**** SUPPLIED MATERIAL
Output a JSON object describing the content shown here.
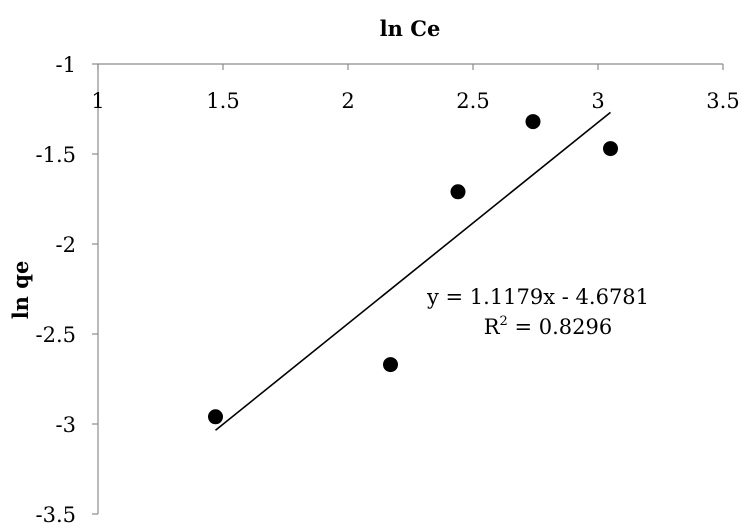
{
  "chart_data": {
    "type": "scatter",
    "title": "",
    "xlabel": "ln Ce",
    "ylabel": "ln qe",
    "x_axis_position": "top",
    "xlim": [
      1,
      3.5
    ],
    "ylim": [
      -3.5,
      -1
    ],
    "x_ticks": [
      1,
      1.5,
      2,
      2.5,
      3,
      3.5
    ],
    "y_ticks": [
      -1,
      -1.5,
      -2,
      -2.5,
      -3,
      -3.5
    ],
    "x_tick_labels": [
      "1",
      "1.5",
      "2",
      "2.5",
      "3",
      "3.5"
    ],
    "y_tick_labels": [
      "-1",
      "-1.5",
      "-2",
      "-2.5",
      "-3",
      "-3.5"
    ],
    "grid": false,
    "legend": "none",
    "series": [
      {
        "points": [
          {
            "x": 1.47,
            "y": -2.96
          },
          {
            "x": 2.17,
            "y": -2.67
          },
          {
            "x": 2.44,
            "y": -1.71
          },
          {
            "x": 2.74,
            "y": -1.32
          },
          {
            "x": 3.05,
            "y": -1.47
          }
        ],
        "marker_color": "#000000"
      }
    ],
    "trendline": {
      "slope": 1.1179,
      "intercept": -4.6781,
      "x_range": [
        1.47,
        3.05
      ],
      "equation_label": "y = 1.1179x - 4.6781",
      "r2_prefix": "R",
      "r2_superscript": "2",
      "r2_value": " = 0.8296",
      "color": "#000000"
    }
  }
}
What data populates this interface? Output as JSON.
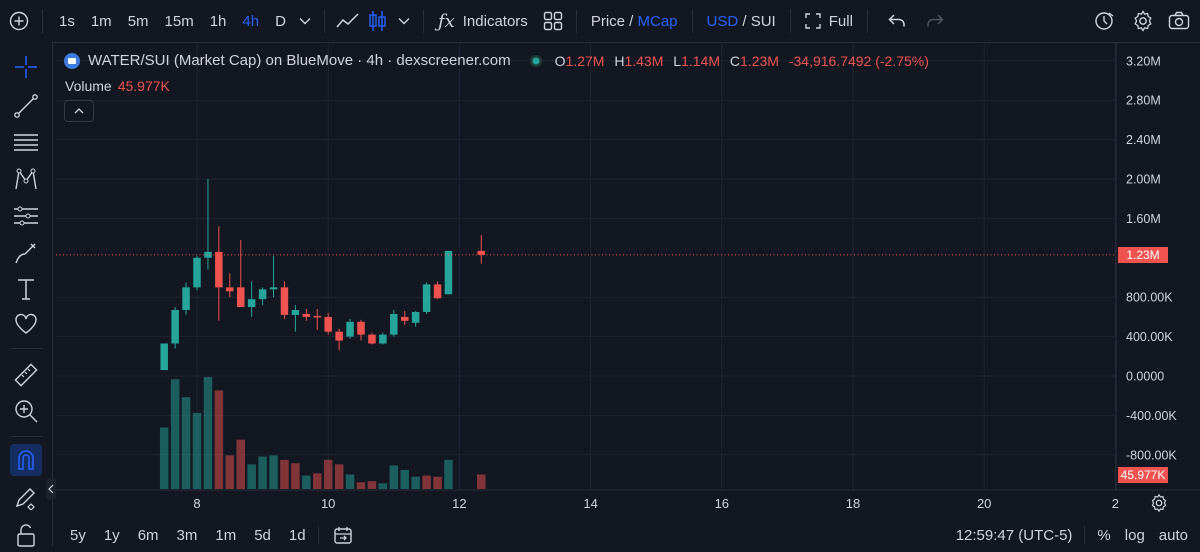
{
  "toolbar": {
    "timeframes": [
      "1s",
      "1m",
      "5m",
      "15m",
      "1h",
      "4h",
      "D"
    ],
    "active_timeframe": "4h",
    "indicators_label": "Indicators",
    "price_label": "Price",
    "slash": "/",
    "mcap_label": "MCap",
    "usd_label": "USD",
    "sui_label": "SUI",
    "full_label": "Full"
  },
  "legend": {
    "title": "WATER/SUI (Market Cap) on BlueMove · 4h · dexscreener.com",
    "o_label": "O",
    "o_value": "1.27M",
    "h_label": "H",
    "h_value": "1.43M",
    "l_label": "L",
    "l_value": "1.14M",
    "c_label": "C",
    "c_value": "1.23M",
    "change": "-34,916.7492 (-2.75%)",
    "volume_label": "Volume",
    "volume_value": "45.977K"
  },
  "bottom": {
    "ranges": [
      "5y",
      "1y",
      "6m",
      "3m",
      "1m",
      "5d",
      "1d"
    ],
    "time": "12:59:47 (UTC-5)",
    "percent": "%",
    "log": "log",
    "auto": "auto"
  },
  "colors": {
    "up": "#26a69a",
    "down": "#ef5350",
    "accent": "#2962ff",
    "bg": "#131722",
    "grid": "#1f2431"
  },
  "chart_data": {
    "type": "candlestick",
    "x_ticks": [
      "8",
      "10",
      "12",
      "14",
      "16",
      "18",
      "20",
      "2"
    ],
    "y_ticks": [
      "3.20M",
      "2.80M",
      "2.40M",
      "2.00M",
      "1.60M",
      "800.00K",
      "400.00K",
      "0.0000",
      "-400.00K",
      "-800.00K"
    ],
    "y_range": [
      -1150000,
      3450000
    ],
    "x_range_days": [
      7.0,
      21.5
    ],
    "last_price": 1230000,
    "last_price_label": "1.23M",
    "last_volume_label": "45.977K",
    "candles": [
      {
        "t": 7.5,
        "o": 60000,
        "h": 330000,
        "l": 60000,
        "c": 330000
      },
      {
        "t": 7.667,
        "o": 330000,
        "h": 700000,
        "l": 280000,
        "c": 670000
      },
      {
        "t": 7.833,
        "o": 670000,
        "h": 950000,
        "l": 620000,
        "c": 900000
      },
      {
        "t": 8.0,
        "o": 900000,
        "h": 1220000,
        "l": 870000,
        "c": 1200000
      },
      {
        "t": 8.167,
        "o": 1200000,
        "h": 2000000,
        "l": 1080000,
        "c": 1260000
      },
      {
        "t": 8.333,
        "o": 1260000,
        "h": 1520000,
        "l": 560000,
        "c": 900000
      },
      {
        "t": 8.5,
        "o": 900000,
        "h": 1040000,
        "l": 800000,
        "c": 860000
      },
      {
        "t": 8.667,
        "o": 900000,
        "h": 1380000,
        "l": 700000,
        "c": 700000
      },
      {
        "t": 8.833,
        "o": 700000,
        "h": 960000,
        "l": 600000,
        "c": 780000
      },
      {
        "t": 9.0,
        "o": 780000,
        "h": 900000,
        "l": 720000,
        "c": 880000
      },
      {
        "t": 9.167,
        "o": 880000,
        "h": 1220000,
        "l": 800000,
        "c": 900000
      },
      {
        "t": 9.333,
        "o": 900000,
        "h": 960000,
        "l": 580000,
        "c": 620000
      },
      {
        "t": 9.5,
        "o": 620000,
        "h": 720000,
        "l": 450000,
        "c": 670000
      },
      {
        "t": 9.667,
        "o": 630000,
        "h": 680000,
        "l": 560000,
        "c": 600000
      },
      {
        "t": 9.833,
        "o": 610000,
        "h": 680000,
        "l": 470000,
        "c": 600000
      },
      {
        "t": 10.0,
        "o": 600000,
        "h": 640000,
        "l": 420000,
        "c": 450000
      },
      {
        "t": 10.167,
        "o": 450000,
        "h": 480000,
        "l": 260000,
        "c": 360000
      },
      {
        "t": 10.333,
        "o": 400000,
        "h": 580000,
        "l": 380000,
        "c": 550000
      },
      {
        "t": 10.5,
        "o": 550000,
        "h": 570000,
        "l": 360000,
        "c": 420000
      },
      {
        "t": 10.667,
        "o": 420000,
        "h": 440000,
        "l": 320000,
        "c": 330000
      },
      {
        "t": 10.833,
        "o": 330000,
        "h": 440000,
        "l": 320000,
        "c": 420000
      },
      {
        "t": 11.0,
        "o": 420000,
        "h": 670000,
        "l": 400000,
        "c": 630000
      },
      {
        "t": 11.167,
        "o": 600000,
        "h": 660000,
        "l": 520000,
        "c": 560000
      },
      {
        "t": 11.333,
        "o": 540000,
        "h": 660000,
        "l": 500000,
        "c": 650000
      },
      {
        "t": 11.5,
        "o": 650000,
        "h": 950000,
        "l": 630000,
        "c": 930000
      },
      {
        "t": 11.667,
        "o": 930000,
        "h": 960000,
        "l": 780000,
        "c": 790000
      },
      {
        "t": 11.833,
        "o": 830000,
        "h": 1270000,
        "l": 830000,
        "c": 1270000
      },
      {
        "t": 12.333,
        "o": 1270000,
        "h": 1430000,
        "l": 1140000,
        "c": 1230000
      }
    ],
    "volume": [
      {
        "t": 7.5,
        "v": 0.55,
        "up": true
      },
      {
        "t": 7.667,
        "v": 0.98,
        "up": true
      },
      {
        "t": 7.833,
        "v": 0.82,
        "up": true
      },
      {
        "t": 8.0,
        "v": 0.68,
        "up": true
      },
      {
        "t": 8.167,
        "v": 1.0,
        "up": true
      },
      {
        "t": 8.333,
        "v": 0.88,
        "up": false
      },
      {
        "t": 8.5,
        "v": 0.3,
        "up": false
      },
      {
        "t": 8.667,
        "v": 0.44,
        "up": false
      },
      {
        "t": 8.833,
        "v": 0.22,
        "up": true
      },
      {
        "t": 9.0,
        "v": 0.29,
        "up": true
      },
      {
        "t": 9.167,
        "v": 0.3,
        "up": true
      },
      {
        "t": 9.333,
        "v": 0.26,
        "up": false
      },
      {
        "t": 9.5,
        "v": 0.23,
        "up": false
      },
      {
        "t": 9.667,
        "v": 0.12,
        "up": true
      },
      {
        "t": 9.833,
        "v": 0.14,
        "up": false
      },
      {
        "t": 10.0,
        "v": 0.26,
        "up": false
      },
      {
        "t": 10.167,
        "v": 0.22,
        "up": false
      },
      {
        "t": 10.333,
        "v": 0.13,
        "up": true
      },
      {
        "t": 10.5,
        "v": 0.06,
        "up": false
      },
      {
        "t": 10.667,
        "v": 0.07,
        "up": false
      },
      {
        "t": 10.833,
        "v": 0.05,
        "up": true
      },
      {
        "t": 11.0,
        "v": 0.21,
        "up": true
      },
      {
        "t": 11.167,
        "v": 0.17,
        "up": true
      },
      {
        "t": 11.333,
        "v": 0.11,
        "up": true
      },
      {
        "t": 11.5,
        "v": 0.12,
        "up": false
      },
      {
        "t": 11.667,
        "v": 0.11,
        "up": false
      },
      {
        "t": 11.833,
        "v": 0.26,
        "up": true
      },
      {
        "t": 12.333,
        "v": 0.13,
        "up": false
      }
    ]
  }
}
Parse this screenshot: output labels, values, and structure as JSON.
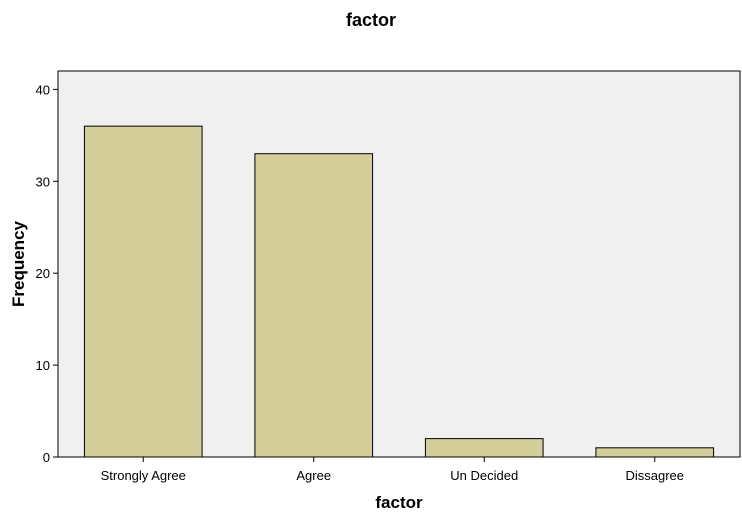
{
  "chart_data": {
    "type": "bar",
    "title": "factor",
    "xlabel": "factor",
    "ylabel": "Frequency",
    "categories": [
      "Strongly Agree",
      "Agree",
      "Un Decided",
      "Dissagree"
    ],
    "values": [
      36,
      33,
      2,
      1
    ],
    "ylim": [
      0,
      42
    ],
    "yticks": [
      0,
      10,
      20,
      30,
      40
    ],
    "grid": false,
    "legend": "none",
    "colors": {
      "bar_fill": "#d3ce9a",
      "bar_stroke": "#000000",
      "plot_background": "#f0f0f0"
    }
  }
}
********
Copy out every line holding the string "title".

■ FINISHED TASK
    "title": "",
    "title": "WATER/SUI (Market Cap) on BlueMove · 4h · dexscreener.com",
    "title": "factor",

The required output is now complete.